## BEGIN ENTRIES

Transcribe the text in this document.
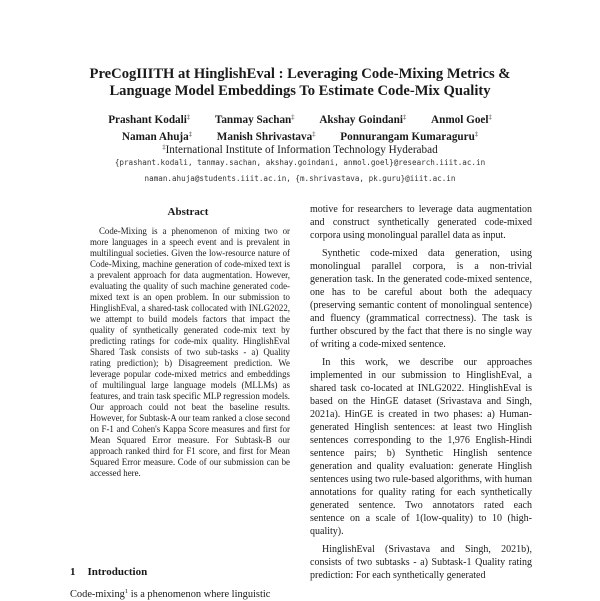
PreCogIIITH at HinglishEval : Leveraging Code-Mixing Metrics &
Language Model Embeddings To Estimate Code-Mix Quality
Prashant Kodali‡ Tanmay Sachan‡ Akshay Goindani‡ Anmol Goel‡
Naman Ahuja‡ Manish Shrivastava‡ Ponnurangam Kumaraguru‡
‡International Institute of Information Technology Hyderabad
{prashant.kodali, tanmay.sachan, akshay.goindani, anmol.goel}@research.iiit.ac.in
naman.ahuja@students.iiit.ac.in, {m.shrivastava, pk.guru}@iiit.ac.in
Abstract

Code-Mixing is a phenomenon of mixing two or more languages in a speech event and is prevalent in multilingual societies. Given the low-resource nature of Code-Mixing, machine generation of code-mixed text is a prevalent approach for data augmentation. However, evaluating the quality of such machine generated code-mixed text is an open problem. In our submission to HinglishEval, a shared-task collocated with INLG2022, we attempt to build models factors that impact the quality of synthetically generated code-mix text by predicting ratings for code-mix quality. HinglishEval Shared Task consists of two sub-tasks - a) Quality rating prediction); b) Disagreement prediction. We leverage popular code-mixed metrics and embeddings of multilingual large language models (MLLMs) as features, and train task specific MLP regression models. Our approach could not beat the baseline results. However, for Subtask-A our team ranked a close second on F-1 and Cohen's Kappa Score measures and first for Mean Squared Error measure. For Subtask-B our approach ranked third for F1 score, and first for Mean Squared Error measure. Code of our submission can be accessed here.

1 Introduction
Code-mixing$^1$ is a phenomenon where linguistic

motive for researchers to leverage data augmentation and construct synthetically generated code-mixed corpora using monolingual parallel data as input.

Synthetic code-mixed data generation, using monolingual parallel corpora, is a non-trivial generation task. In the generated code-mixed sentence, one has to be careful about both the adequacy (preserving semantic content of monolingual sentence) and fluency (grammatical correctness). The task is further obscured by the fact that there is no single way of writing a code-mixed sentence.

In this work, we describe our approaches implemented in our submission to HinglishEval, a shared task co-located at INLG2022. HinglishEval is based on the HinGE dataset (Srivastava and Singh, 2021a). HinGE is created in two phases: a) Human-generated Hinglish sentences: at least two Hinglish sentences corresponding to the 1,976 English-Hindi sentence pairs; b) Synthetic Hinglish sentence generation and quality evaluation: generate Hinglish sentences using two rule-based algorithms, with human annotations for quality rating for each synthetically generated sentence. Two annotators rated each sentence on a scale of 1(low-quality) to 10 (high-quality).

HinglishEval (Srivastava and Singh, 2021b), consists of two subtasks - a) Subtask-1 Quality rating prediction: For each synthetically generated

## END ENTRIES

Reproduce the entries above without change, omitting all pictures.

• **FINISHED EXERCISE**
Transcribe the text in this document.
PreCogIIITH at HinglishEval : Leveraging Code-Mixing Metrics &
Language Model Embeddings To Estimate Code-Mix Quality
Prashant Kodali‡ Tanmay Sachan‡ Akshay Goindani‡ Anmol Goel‡
Naman Ahuja‡ Manish Shrivastava‡ Ponnurangam Kumaraguru‡
‡International Institute of Information Technology Hyderabad
{prashant.kodali, tanmay.sachan, akshay.goindani, anmol.goel}@research.iiit.ac.in
naman.ahuja@students.iiit.ac.in, {m.shrivastava, pk.guru}@iiit.ac.in
Abstract

Code-Mixing is a phenomenon of mixing two or more languages in a speech event and is prevalent in multilingual societies. Given the low-resource nature of Code-Mixing, machine generation of code-mixed text is a prevalent approach for data augmentation. However, evaluating the quality of such machine generated code-mixed text is an open problem. In our submission to HinglishEval, a shared-task collocated with INLG2022, we attempt to build models factors that impact the quality of synthetically generated code-mix text by predicting ratings for code-mix quality. HinglishEval Shared Task consists of two sub-tasks - a) Quality rating prediction); b) Disagreement prediction. We leverage popular code-mixed metrics and embeddings of multilingual large language models (MLLMs) as features, and train task specific MLP regression models. Our approach could not beat the baseline results. However, for Subtask-A our team ranked a close second on F-1 and Cohen's Kappa Score measures and first for Mean Squared Error measure. For Subtask-B our approach ranked third for F1 score, and first for Mean Squared Error measure. Code of our submission can be accessed here.

1 Introduction
Code-mixing$^1$ is a phenomenon where linguistic

motive for researchers to leverage data augmentation and construct synthetically generated code-mixed corpora using monolingual parallel data as input.

Synthetic code-mixed data generation, using monolingual parallel corpora, is a non-trivial generation task. In the generated code-mixed sentence, one has to be careful about both the adequacy (preserving semantic content of monolingual sentence) and fluency (grammatical correctness). The task is further obscured by the fact that there is no single way of writing a code-mixed sentence.

In this work, we describe our approaches implemented in our submission to HinglishEval, a shared task co-located at INLG2022. HinglishEval is based on the HinGE dataset (Srivastava and Singh, 2021a). HinGE is created in two phases: a) Human-generated Hinglish sentences: at least two Hinglish sentences corresponding to the 1,976 English-Hindi sentence pairs; b) Synthetic Hinglish sentence generation and quality evaluation: generate Hinglish sentences using two rule-based algorithms, with human annotations for quality rating for each synthetically generated sentence. Two annotators rated each sentence on a scale of 1(low-quality) to 10 (high-quality).

HinglishEval (Srivastava and Singh, 2021b), consists of two subtasks - a) Subtask-1 Quality rating prediction: For each synthetically generated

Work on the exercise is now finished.